#### STORED ROWS

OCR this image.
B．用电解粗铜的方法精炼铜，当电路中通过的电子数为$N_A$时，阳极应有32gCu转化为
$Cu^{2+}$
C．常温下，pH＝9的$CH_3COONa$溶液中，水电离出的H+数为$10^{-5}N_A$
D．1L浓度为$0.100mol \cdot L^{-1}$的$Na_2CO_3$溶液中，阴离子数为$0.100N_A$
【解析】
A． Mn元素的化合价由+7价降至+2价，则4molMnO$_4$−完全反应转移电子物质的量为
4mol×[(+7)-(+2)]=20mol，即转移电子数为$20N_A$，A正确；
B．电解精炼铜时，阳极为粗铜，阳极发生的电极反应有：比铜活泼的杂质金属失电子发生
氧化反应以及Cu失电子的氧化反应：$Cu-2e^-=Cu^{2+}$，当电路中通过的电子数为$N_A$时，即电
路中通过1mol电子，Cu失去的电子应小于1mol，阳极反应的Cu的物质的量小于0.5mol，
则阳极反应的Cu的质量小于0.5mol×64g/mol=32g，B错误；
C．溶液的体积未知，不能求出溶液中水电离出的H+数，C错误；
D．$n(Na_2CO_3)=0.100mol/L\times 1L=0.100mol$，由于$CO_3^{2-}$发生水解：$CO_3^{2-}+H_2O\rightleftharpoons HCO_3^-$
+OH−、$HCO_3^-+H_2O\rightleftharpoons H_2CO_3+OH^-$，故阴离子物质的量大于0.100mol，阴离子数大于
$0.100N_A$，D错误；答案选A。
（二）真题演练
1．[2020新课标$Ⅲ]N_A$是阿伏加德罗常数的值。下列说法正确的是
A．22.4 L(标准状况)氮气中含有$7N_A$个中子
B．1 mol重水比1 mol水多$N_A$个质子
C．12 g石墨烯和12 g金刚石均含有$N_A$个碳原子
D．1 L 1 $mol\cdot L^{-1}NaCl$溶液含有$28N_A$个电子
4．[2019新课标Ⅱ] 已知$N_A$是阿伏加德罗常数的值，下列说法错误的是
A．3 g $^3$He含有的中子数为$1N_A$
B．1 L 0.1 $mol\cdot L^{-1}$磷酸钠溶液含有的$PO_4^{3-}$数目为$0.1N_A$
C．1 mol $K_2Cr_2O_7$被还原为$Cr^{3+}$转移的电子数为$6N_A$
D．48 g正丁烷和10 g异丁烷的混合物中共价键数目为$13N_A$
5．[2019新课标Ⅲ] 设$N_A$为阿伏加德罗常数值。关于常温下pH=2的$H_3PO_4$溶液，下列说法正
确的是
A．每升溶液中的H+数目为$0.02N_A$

########

REQUIRED TASK:
From the entries above, select each line containing the string "rightleftharpoons".

REPLY TO THE EXERCISE:
D．$n(Na_2CO_3)=0.100mol/L\times 1L=0.100mol$，由于$CO_3^{2-}$发生水解：$CO_3^{2-}+H_2O\rightleftharpoons HCO_3^-$
+OH−、$HCO_3^-+H_2O\rightleftharpoons H_2CO_3+OH^-$，故阴离子物质的量大于0.100mol，阴离子数大于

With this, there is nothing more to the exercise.